#### [Excerpts from a figure dataset]

***

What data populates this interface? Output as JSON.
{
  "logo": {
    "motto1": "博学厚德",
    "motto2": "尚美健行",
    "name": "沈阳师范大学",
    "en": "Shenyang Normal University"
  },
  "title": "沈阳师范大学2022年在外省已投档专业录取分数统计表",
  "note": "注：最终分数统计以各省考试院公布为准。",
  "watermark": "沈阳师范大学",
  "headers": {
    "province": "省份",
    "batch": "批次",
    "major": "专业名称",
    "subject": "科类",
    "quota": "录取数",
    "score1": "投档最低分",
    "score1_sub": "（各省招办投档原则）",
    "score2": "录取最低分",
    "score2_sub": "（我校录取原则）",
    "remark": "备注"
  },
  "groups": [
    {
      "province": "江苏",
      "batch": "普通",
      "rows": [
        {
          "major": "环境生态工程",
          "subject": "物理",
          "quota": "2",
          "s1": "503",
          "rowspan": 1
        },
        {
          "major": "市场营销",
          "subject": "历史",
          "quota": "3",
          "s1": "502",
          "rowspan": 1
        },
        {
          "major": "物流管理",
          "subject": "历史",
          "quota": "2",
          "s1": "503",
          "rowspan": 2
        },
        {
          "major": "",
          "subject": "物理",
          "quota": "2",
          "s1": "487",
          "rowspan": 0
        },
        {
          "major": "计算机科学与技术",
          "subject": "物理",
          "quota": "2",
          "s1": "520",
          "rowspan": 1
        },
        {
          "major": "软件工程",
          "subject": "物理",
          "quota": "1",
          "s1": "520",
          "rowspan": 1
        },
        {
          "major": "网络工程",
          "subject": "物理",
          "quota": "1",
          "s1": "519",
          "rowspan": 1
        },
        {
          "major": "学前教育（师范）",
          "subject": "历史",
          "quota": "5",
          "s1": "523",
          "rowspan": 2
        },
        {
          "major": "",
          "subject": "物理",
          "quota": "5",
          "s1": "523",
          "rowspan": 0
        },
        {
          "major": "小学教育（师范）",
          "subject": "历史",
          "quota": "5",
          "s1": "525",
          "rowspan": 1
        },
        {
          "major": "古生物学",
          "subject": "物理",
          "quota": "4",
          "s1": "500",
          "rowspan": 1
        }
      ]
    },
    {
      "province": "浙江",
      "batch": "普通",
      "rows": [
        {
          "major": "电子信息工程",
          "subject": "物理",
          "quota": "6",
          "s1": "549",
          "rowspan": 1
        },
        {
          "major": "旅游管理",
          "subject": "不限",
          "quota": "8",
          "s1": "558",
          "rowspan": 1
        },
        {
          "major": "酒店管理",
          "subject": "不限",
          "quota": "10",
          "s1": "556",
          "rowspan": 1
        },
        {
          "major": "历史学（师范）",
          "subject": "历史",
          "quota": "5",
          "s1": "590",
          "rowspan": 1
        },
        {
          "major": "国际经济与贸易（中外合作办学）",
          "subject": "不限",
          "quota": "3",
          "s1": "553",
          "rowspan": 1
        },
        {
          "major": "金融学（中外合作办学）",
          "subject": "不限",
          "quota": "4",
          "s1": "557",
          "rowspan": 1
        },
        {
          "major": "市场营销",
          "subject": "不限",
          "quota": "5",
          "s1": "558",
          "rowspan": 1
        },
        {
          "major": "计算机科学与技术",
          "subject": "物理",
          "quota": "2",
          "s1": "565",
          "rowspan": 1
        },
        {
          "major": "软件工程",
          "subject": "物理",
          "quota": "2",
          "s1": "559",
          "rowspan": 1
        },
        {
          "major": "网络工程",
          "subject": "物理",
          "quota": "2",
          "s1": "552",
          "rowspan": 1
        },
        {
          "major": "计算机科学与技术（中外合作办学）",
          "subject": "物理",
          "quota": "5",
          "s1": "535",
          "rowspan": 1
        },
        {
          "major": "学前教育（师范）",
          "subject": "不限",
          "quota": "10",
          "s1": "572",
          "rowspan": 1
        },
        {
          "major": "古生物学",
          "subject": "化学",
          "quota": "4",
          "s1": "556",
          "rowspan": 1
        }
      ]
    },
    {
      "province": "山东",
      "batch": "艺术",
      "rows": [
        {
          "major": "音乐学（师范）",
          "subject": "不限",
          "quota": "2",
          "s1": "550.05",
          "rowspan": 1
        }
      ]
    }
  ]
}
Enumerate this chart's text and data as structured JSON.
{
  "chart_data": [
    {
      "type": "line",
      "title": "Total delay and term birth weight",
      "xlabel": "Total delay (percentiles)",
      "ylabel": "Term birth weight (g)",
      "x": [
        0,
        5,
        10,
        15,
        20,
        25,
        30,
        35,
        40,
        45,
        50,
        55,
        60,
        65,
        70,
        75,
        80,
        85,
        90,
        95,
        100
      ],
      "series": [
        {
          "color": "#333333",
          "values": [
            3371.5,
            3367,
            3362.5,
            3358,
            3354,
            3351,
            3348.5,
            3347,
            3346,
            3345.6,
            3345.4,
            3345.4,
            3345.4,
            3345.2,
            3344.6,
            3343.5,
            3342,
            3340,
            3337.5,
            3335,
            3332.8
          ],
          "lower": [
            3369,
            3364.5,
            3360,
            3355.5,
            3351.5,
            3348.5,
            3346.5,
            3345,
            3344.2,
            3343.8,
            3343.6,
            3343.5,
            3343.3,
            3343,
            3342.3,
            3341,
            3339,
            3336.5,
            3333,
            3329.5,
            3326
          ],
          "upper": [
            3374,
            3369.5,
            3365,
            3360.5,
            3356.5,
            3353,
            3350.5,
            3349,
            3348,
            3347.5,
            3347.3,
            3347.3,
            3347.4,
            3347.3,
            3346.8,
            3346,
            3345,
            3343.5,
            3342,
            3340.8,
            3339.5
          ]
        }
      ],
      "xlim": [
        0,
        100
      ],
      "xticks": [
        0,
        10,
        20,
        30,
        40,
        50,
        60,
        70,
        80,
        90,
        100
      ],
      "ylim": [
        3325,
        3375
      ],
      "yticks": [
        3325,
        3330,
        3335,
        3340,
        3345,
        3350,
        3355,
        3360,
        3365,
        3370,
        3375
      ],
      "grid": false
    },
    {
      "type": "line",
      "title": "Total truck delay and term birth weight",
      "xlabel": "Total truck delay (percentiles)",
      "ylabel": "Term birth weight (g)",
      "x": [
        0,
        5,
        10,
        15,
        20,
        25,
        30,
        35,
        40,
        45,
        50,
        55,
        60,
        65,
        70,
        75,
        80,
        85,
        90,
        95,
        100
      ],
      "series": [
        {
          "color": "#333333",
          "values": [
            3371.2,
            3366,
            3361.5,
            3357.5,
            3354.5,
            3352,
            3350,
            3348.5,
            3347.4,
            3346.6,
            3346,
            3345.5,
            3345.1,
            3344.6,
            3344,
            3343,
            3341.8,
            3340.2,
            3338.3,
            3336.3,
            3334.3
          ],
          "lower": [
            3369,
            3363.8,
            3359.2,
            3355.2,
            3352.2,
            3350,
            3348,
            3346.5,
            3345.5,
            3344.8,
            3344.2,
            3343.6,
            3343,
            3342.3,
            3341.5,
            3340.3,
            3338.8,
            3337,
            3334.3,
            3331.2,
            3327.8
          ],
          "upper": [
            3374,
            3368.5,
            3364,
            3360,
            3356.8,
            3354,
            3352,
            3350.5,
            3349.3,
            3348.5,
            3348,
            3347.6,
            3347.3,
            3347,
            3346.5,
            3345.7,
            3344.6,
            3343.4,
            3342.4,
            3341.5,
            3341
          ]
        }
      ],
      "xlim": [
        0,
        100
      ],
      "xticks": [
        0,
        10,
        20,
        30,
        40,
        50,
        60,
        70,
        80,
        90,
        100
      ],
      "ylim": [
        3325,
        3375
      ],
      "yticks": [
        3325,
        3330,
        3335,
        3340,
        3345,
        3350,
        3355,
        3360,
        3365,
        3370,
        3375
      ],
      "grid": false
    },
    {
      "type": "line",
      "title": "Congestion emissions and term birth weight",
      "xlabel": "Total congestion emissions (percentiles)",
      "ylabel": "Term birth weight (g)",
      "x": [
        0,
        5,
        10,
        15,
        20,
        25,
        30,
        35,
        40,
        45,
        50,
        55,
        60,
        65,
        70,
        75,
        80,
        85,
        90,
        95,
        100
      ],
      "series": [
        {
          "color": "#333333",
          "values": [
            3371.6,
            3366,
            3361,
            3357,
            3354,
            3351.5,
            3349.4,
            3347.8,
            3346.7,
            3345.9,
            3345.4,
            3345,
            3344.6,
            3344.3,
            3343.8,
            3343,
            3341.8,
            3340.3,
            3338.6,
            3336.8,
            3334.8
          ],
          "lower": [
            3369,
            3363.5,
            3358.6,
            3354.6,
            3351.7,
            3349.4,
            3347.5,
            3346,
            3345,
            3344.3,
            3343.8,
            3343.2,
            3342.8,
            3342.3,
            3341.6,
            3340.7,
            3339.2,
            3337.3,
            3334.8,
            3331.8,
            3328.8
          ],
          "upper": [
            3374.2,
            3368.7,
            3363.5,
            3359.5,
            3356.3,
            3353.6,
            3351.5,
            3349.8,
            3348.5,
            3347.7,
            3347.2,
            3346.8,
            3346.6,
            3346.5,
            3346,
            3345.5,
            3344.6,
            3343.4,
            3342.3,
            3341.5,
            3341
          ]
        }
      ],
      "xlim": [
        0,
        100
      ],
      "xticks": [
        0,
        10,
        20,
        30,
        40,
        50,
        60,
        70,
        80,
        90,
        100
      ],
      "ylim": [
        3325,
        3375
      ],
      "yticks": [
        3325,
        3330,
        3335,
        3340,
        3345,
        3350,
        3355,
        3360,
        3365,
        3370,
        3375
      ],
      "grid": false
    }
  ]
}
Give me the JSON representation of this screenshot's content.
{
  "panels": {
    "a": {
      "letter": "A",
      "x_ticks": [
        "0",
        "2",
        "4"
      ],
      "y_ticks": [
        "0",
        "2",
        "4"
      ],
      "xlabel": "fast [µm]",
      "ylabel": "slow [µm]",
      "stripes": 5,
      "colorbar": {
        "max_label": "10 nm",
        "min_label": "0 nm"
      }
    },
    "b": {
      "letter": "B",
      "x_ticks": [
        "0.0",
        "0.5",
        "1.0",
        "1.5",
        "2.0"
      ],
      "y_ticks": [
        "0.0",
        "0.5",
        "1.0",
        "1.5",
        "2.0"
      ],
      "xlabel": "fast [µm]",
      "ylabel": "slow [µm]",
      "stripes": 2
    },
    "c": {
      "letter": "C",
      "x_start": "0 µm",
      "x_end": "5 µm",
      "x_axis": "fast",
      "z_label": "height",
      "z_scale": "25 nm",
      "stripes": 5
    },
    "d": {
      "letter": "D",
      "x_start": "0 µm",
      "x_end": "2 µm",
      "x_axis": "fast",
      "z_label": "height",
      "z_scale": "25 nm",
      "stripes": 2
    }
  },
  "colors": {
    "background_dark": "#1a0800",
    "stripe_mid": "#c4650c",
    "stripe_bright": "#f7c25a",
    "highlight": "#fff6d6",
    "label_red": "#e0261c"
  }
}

***

#### [WHAT YOU SHOULD DO]
Identify the lines of the entries containing the string "stripes". Copy each such line.

#### [RESPONSE TO THE EXERCISE]
      "stripes": 5,
      "stripes": 2
      "stripes": 5
      "stripes": 2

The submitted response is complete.